### Work required
Leaving out the pictures, retype all the material exactly.

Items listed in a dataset
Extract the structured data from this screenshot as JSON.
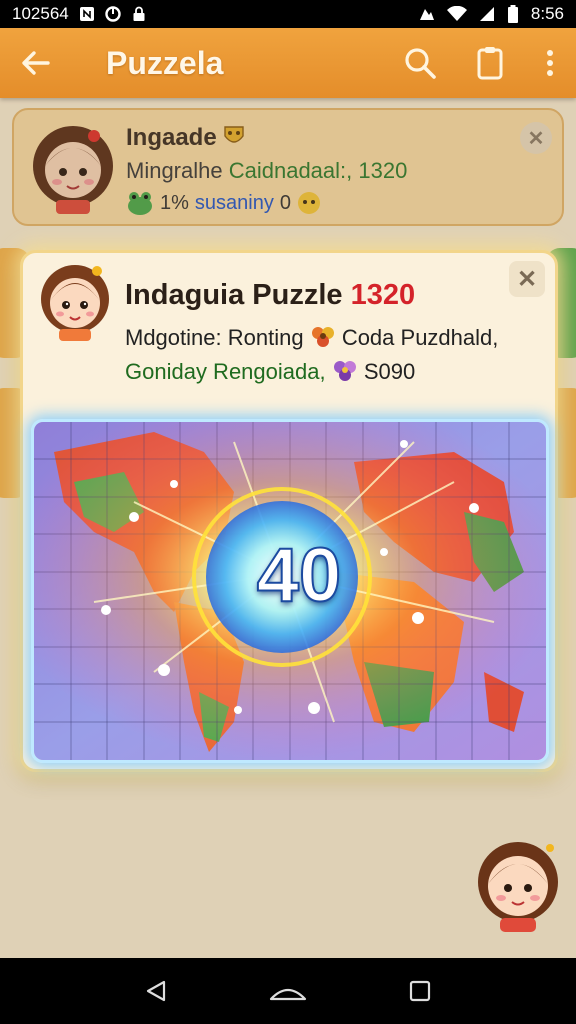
{
  "status_bar": {
    "left_text": "102564",
    "time": "8:56",
    "icons": [
      "nfc-icon",
      "sync-icon",
      "lock-icon",
      "gallery-icon",
      "wifi-icon",
      "signal-icon",
      "battery-icon"
    ]
  },
  "app_bar": {
    "title": "Puzzela",
    "icons": [
      "back-arrow-icon",
      "search-icon",
      "clipboard-icon",
      "more-vert-icon"
    ]
  },
  "background_card": {
    "title": "Ingaade",
    "subtitle_prefix": "Mingralhe",
    "subtitle_green": "Caidnadaal:, 1320",
    "meta_count": "1%",
    "meta_link": "susaniny",
    "meta_suffix": "0"
  },
  "dialog": {
    "title": "Indaguia Puzzle",
    "title_number": "1320",
    "line1": "Mdgotine: Ronting",
    "line1_suffix": "Coda Puzdhald,",
    "line2": "Goniday Rengoiada,",
    "line2_suffix": "S090",
    "score": "40",
    "colors": {
      "accent": "#d4232a",
      "green_text": "#1f6b1f",
      "score_outline": "#1b4aa0",
      "glow": "#ffd43b"
    }
  },
  "nav_bar": {
    "icons": [
      "nav-back-icon",
      "nav-home-icon",
      "nav-recents-icon"
    ]
  }
}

### Result
Extract the structured data from this screenshot as JSON.
{
  "status_bar": {
    "left_text": "102564",
    "time": "8:56",
    "icons": [
      "nfc-icon",
      "sync-icon",
      "lock-icon",
      "gallery-icon",
      "wifi-icon",
      "signal-icon",
      "battery-icon"
    ]
  },
  "app_bar": {
    "title": "Puzzela",
    "icons": [
      "back-arrow-icon",
      "search-icon",
      "clipboard-icon",
      "more-vert-icon"
    ]
  },
  "background_card": {
    "title": "Ingaade",
    "subtitle_prefix": "Mingralhe",
    "subtitle_green": "Caidnadaal:, 1320",
    "meta_count": "1%",
    "meta_link": "susaniny",
    "meta_suffix": "0"
  },
  "dialog": {
    "title": "Indaguia Puzzle",
    "title_number": "1320",
    "line1": "Mdgotine: Ronting",
    "line1_suffix": "Coda Puzdhald,",
    "line2": "Goniday Rengoiada,",
    "line2_suffix": "S090",
    "score": "40",
    "colors": {
      "accent": "#d4232a",
      "green_text": "#1f6b1f",
      "score_outline": "#1b4aa0",
      "glow": "#ffd43b"
    }
  },
  "nav_bar": {
    "icons": [
      "nav-back-icon",
      "nav-home-icon",
      "nav-recents-icon"
    ]
  }
}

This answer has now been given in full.